## Goal:
Return all of the entries exactly as written.
------------------------------
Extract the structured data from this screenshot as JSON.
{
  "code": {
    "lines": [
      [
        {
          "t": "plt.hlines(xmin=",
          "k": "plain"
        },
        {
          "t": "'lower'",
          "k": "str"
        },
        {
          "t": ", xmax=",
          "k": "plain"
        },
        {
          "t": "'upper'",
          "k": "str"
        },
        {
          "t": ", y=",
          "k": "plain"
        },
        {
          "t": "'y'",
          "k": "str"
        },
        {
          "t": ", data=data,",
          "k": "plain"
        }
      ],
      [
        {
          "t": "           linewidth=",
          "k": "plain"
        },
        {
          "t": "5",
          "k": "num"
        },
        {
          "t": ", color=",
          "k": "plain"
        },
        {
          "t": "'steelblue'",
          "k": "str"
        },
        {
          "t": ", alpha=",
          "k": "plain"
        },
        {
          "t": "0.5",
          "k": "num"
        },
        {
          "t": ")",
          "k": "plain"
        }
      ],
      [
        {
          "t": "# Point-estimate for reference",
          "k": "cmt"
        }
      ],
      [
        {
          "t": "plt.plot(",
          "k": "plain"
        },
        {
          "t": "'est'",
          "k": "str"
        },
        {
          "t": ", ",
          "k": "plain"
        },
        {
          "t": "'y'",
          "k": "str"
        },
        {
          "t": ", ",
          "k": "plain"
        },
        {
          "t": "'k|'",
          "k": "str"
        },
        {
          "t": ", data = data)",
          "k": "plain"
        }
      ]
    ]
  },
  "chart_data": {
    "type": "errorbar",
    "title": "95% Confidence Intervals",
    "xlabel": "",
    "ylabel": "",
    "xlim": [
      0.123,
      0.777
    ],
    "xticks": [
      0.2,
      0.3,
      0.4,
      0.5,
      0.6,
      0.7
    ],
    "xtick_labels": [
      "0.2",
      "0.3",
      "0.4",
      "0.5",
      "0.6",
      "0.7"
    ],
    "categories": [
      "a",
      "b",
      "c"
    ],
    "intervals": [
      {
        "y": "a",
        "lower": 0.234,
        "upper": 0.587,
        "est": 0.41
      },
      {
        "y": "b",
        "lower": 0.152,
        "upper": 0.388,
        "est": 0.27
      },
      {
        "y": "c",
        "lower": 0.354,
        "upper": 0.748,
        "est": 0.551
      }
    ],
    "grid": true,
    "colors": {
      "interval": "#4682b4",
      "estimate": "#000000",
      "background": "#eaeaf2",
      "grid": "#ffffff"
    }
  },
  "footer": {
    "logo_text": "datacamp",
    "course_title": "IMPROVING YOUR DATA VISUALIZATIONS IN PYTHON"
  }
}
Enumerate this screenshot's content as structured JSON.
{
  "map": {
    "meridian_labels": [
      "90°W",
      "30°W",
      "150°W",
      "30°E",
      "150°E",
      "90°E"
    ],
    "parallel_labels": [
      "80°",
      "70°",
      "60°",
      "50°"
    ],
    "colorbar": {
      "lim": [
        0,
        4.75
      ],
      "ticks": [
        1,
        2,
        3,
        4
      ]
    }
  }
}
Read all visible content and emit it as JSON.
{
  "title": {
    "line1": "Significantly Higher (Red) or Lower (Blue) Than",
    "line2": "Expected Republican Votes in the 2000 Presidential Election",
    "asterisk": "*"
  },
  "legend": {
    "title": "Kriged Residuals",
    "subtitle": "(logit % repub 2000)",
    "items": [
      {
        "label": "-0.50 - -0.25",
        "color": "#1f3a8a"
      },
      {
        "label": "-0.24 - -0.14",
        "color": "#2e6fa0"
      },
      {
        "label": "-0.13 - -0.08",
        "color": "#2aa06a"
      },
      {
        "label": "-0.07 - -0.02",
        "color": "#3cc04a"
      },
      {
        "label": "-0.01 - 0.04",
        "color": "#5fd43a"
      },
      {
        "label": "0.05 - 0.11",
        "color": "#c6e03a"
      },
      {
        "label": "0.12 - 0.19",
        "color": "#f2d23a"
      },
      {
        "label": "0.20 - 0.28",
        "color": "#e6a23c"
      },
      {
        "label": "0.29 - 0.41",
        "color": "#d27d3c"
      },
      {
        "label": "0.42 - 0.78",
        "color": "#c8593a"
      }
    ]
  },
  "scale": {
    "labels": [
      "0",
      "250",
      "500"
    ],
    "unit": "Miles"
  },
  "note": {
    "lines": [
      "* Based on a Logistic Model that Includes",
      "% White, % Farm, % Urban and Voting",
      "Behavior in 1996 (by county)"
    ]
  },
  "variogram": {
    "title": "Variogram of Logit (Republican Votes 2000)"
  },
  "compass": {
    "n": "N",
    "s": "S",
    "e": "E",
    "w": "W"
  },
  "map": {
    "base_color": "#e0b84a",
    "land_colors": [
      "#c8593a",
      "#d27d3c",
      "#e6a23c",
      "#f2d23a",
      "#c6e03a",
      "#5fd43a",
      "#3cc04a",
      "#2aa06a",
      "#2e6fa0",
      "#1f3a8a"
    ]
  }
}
------------------------------
## Answer below:
Extract the structured data from this screenshot as JSON.
{
  "code": {
    "lines": [
      [
        {
          "t": "plt.hlines(xmin=",
          "k": "plain"
        },
        {
          "t": "'lower'",
          "k": "str"
        },
        {
          "t": ", xmax=",
          "k": "plain"
        },
        {
          "t": "'upper'",
          "k": "str"
        },
        {
          "t": ", y=",
          "k": "plain"
        },
        {
          "t": "'y'",
          "k": "str"
        },
        {
          "t": ", data=data,",
          "k": "plain"
        }
      ],
      [
        {
          "t": "           linewidth=",
          "k": "plain"
        },
        {
          "t": "5",
          "k": "num"
        },
        {
          "t": ", color=",
          "k": "plain"
        },
        {
          "t": "'steelblue'",
          "k": "str"
        },
        {
          "t": ", alpha=",
          "k": "plain"
        },
        {
          "t": "0.5",
          "k": "num"
        },
        {
          "t": ")",
          "k": "plain"
        }
      ],
      [
        {
          "t": "# Point-estimate for reference",
          "k": "cmt"
        }
      ],
      [
        {
          "t": "plt.plot(",
          "k": "plain"
        },
        {
          "t": "'est'",
          "k": "str"
        },
        {
          "t": ", ",
          "k": "plain"
        },
        {
          "t": "'y'",
          "k": "str"
        },
        {
          "t": ", ",
          "k": "plain"
        },
        {
          "t": "'k|'",
          "k": "str"
        },
        {
          "t": ", data = data)",
          "k": "plain"
        }
      ]
    ]
  },
  "chart_data": {
    "type": "errorbar",
    "title": "95% Confidence Intervals",
    "xlabel": "",
    "ylabel": "",
    "xlim": [
      0.123,
      0.777
    ],
    "xticks": [
      0.2,
      0.3,
      0.4,
      0.5,
      0.6,
      0.7
    ],
    "xtick_labels": [
      "0.2",
      "0.3",
      "0.4",
      "0.5",
      "0.6",
      "0.7"
    ],
    "categories": [
      "a",
      "b",
      "c"
    ],
    "intervals": [
      {
        "y": "a",
        "lower": 0.234,
        "upper": 0.587,
        "est": 0.41
      },
      {
        "y": "b",
        "lower": 0.152,
        "upper": 0.388,
        "est": 0.27
      },
      {
        "y": "c",
        "lower": 0.354,
        "upper": 0.748,
        "est": 0.551
      }
    ],
    "grid": true,
    "colors": {
      "interval": "#4682b4",
      "estimate": "#000000",
      "background": "#eaeaf2",
      "grid": "#ffffff"
    }
  },
  "footer": {
    "logo_text": "datacamp",
    "course_title": "IMPROVING YOUR DATA VISUALIZATIONS IN PYTHON"
  }
}
Enumerate this screenshot's content as structured JSON.
{
  "map": {
    "meridian_labels": [
      "90°W",
      "30°W",
      "150°W",
      "30°E",
      "150°E",
      "90°E"
    ],
    "parallel_labels": [
      "80°",
      "70°",
      "60°",
      "50°"
    ],
    "colorbar": {
      "lim": [
        0,
        4.75
      ],
      "ticks": [
        1,
        2,
        3,
        4
      ]
    }
  }
}
Read all visible content and emit it as JSON.
{
  "title": {
    "line1": "Significantly Higher (Red) or Lower (Blue) Than",
    "line2": "Expected Republican Votes in the 2000 Presidential Election",
    "asterisk": "*"
  },
  "legend": {
    "title": "Kriged Residuals",
    "subtitle": "(logit % repub 2000)",
    "items": [
      {
        "label": "-0.50 - -0.25",
        "color": "#1f3a8a"
      },
      {
        "label": "-0.24 - -0.14",
        "color": "#2e6fa0"
      },
      {
        "label": "-0.13 - -0.08",
        "color": "#2aa06a"
      },
      {
        "label": "-0.07 - -0.02",
        "color": "#3cc04a"
      },
      {
        "label": "-0.01 - 0.04",
        "color": "#5fd43a"
      },
      {
        "label": "0.05 - 0.11",
        "color": "#c6e03a"
      },
      {
        "label": "0.12 - 0.19",
        "color": "#f2d23a"
      },
      {
        "label": "0.20 - 0.28",
        "color": "#e6a23c"
      },
      {
        "label": "0.29 - 0.41",
        "color": "#d27d3c"
      },
      {
        "label": "0.42 - 0.78",
        "color": "#c8593a"
      }
    ]
  },
  "scale": {
    "labels": [
      "0",
      "250",
      "500"
    ],
    "unit": "Miles"
  },
  "note": {
    "lines": [
      "* Based on a Logistic Model that Includes",
      "% White, % Farm, % Urban and Voting",
      "Behavior in 1996 (by county)"
    ]
  },
  "variogram": {
    "title": "Variogram of Logit (Republican Votes 2000)"
  },
  "compass": {
    "n": "N",
    "s": "S",
    "e": "E",
    "w": "W"
  },
  "map": {
    "base_color": "#e0b84a",
    "land_colors": [
      "#c8593a",
      "#d27d3c",
      "#e6a23c",
      "#f2d23a",
      "#c6e03a",
      "#5fd43a",
      "#3cc04a",
      "#2aa06a",
      "#2e6fa0",
      "#1f3a8a"
    ]
  }
}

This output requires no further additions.